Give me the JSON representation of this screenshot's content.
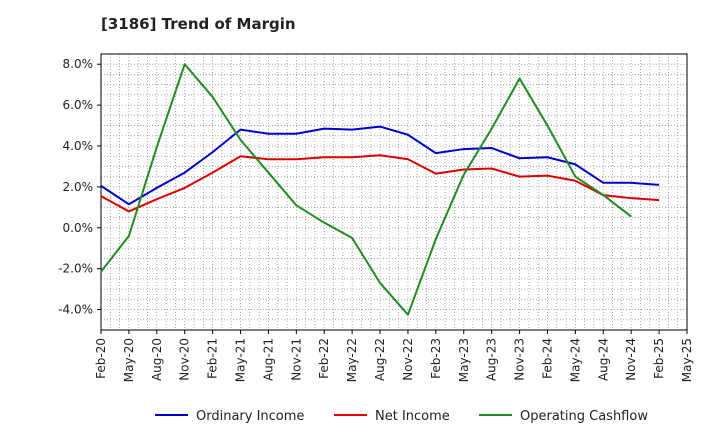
{
  "chart_data": {
    "type": "line",
    "title": "[3186]  Trend of Margin",
    "xlabel": "",
    "ylabel": "",
    "categories": [
      "Feb-20",
      "May-20",
      "Aug-20",
      "Nov-20",
      "Feb-21",
      "May-21",
      "Aug-21",
      "Nov-21",
      "Feb-22",
      "May-22",
      "Aug-22",
      "Nov-22",
      "Feb-23",
      "May-23",
      "Aug-23",
      "Nov-23",
      "Feb-24",
      "May-24",
      "Aug-24",
      "Nov-24",
      "Feb-25",
      "May-25"
    ],
    "ylim": [
      -5.0,
      8.5
    ],
    "yticks": [
      -4.0,
      -2.0,
      0.0,
      2.0,
      4.0,
      6.0,
      8.0
    ],
    "ytick_labels": [
      "-4.0%",
      "-2.0%",
      "0.0%",
      "2.0%",
      "4.0%",
      "6.0%",
      "8.0%"
    ],
    "grid": true,
    "legend_position": "bottom",
    "series": [
      {
        "name": "Ordinary Income",
        "color": "#0000cc",
        "values": [
          2.05,
          1.15,
          1.95,
          2.7,
          3.7,
          4.8,
          4.6,
          4.6,
          4.85,
          4.8,
          4.95,
          4.55,
          3.65,
          3.85,
          3.9,
          3.4,
          3.45,
          3.1,
          2.2,
          2.2,
          2.1,
          null
        ]
      },
      {
        "name": "Net Income",
        "color": "#dd0000",
        "values": [
          1.55,
          0.8,
          1.4,
          1.95,
          2.7,
          3.5,
          3.35,
          3.35,
          3.45,
          3.45,
          3.55,
          3.35,
          2.65,
          2.85,
          2.9,
          2.5,
          2.55,
          2.3,
          1.6,
          1.45,
          1.35,
          null
        ]
      },
      {
        "name": "Operating Cashflow",
        "color": "#228b22",
        "values": [
          -2.15,
          -0.4,
          3.95,
          8.0,
          6.4,
          4.3,
          2.7,
          1.1,
          0.25,
          -0.5,
          -2.7,
          -4.25,
          -0.55,
          2.6,
          4.85,
          7.3,
          5.0,
          2.5,
          1.6,
          0.55,
          null,
          null
        ]
      }
    ]
  }
}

------------------------

Do this »
Without the pictures, repeat all the records word for word.

Exercise result »
Give me the JSON representation of this screenshot's content.
{
  "chart_data": {
    "type": "line",
    "title": "[3186]  Trend of Margin",
    "xlabel": "",
    "ylabel": "",
    "categories": [
      "Feb-20",
      "May-20",
      "Aug-20",
      "Nov-20",
      "Feb-21",
      "May-21",
      "Aug-21",
      "Nov-21",
      "Feb-22",
      "May-22",
      "Aug-22",
      "Nov-22",
      "Feb-23",
      "May-23",
      "Aug-23",
      "Nov-23",
      "Feb-24",
      "May-24",
      "Aug-24",
      "Nov-24",
      "Feb-25",
      "May-25"
    ],
    "ylim": [
      -5.0,
      8.5
    ],
    "yticks": [
      -4.0,
      -2.0,
      0.0,
      2.0,
      4.0,
      6.0,
      8.0
    ],
    "ytick_labels": [
      "-4.0%",
      "-2.0%",
      "0.0%",
      "2.0%",
      "4.0%",
      "6.0%",
      "8.0%"
    ],
    "grid": true,
    "legend_position": "bottom",
    "series": [
      {
        "name": "Ordinary Income",
        "color": "#0000cc",
        "values": [
          2.05,
          1.15,
          1.95,
          2.7,
          3.7,
          4.8,
          4.6,
          4.6,
          4.85,
          4.8,
          4.95,
          4.55,
          3.65,
          3.85,
          3.9,
          3.4,
          3.45,
          3.1,
          2.2,
          2.2,
          2.1,
          null
        ]
      },
      {
        "name": "Net Income",
        "color": "#dd0000",
        "values": [
          1.55,
          0.8,
          1.4,
          1.95,
          2.7,
          3.5,
          3.35,
          3.35,
          3.45,
          3.45,
          3.55,
          3.35,
          2.65,
          2.85,
          2.9,
          2.5,
          2.55,
          2.3,
          1.6,
          1.45,
          1.35,
          null
        ]
      },
      {
        "name": "Operating Cashflow",
        "color": "#228b22",
        "values": [
          -2.15,
          -0.4,
          3.95,
          8.0,
          6.4,
          4.3,
          2.7,
          1.1,
          0.25,
          -0.5,
          -2.7,
          -4.25,
          -0.55,
          2.6,
          4.85,
          7.3,
          5.0,
          2.5,
          1.6,
          0.55,
          null,
          null
        ]
      }
    ]
  }
}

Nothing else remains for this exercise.